Render every entry verbatim.

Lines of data
━━━
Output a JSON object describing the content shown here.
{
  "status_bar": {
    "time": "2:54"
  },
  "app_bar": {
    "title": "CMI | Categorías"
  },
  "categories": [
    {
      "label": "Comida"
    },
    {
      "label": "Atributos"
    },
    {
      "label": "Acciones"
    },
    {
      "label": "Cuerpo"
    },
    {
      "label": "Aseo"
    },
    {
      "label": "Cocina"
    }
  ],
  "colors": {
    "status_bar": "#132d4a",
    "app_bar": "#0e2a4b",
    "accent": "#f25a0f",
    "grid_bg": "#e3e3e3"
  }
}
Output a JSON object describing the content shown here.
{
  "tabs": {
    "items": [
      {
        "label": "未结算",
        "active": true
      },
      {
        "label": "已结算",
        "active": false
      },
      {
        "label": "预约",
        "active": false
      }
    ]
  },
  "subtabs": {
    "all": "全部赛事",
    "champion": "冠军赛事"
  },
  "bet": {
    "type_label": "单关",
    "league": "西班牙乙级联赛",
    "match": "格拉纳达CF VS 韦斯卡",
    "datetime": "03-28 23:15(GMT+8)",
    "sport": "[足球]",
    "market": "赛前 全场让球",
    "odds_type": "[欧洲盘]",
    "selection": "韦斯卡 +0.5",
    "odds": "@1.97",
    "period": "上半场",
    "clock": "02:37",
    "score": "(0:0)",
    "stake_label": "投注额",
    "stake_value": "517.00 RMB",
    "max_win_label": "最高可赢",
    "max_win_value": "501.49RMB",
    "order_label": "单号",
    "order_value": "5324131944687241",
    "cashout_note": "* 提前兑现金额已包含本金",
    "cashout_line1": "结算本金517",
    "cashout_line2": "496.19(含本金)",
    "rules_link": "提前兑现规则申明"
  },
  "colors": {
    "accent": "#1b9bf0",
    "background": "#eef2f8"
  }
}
━━━
■ **Solution to this task**
Output a JSON object describing the content shown here.
{
  "status_bar": {
    "time": "2:54"
  },
  "app_bar": {
    "title": "CMI | Categorías"
  },
  "categories": [
    {
      "label": "Comida"
    },
    {
      "label": "Atributos"
    },
    {
      "label": "Acciones"
    },
    {
      "label": "Cuerpo"
    },
    {
      "label": "Aseo"
    },
    {
      "label": "Cocina"
    }
  ],
  "colors": {
    "status_bar": "#132d4a",
    "app_bar": "#0e2a4b",
    "accent": "#f25a0f",
    "grid_bg": "#e3e3e3"
  }
}
Output a JSON object describing the content shown here.
{
  "tabs": {
    "items": [
      {
        "label": "未结算",
        "active": true
      },
      {
        "label": "已结算",
        "active": false
      },
      {
        "label": "预约",
        "active": false
      }
    ]
  },
  "subtabs": {
    "all": "全部赛事",
    "champion": "冠军赛事"
  },
  "bet": {
    "type_label": "单关",
    "league": "西班牙乙级联赛",
    "match": "格拉纳达CF VS 韦斯卡",
    "datetime": "03-28 23:15(GMT+8)",
    "sport": "[足球]",
    "market": "赛前 全场让球",
    "odds_type": "[欧洲盘]",
    "selection": "韦斯卡 +0.5",
    "odds": "@1.97",
    "period": "上半场",
    "clock": "02:37",
    "score": "(0:0)",
    "stake_label": "投注额",
    "stake_value": "517.00 RMB",
    "max_win_label": "最高可赢",
    "max_win_value": "501.49RMB",
    "order_label": "单号",
    "order_value": "5324131944687241",
    "cashout_note": "* 提前兑现金额已包含本金",
    "cashout_line1": "结算本金517",
    "cashout_line2": "496.19(含本金)",
    "rules_link": "提前兑现规则申明"
  },
  "colors": {
    "accent": "#1b9bf0",
    "background": "#eef2f8"
  }
}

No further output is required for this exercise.